Records supplied
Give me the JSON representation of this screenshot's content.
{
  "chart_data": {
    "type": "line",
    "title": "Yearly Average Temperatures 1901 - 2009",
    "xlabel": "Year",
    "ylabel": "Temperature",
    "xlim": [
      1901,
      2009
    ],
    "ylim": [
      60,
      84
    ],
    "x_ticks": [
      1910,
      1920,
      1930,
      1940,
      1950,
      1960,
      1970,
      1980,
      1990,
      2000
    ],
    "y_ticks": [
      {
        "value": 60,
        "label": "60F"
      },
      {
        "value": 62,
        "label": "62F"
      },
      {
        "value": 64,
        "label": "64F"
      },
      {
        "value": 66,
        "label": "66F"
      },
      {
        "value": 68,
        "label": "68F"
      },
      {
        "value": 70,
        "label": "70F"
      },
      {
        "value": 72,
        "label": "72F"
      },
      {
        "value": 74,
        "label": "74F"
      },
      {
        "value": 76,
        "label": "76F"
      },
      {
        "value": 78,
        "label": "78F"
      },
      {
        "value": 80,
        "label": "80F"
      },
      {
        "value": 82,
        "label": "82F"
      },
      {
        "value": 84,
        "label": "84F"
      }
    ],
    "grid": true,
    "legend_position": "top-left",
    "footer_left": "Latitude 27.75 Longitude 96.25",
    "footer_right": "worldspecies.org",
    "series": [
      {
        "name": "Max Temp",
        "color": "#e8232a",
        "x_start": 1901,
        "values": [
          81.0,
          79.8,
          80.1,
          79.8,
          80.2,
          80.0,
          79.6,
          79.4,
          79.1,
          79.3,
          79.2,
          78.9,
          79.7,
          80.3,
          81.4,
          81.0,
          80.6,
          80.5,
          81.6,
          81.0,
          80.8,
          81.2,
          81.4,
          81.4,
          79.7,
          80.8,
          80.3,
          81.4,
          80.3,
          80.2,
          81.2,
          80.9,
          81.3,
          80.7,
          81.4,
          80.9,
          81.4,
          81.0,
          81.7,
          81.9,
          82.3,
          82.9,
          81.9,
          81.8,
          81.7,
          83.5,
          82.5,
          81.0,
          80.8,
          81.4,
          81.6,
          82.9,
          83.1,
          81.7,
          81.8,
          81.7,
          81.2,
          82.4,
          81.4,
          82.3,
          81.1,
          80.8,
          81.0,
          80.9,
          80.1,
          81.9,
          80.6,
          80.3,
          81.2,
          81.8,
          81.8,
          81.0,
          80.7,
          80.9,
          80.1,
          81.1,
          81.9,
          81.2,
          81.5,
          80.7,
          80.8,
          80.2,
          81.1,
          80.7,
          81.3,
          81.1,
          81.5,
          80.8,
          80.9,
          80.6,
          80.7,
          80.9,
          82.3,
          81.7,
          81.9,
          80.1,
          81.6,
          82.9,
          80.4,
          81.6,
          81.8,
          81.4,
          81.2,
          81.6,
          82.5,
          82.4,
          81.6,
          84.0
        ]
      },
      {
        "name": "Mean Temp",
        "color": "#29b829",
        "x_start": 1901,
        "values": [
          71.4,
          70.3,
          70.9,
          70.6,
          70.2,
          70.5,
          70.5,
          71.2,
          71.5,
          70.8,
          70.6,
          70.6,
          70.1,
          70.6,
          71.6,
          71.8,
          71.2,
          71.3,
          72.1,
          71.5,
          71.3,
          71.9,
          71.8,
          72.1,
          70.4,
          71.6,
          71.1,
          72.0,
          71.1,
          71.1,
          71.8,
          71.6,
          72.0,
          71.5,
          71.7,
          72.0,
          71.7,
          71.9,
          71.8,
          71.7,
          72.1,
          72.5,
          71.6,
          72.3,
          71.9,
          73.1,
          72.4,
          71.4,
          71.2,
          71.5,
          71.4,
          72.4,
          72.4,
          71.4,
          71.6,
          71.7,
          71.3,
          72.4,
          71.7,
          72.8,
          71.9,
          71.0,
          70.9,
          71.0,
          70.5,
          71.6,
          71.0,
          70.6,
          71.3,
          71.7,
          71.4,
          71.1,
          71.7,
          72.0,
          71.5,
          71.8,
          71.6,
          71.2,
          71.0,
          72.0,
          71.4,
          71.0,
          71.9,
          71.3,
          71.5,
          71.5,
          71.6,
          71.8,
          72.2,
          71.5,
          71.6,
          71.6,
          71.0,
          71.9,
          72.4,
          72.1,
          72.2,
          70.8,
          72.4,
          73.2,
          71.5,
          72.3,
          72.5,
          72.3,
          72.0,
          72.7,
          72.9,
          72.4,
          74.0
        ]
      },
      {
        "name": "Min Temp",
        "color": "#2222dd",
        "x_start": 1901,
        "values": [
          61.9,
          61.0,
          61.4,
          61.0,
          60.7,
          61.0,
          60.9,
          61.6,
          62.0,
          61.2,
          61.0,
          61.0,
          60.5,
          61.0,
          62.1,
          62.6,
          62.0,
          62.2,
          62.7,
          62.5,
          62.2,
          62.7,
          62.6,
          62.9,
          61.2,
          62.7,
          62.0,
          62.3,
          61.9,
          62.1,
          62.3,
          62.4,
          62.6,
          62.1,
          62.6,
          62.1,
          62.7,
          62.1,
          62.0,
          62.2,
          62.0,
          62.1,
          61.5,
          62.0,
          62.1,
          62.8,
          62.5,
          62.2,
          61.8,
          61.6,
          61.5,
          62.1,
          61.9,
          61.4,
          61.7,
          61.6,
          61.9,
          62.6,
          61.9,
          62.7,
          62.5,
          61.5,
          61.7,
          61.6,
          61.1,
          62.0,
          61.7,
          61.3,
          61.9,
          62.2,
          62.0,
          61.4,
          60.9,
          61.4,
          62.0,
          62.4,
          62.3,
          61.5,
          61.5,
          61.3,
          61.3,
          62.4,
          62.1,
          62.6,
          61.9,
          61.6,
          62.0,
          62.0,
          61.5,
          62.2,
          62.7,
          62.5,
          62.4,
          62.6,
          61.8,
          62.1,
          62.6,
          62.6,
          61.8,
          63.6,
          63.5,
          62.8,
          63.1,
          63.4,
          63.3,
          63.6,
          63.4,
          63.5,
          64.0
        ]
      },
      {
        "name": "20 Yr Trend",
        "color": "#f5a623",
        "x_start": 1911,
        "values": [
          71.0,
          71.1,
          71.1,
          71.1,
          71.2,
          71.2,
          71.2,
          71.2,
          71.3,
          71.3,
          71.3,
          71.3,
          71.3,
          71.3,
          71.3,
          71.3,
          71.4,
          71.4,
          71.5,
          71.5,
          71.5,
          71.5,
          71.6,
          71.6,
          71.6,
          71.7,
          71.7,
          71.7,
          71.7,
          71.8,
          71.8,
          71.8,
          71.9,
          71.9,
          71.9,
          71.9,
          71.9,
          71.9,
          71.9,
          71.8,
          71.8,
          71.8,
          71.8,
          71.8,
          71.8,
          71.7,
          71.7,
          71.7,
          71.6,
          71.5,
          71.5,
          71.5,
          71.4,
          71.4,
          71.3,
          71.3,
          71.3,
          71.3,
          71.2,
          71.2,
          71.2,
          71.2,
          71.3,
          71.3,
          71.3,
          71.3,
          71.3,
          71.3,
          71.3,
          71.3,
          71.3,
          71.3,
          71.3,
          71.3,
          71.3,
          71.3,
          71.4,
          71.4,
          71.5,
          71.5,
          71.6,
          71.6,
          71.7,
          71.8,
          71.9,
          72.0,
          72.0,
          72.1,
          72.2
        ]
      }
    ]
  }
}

Written task
Find every line in the listing that holds the string "name", then say how many there are as a bare number.

Task response
4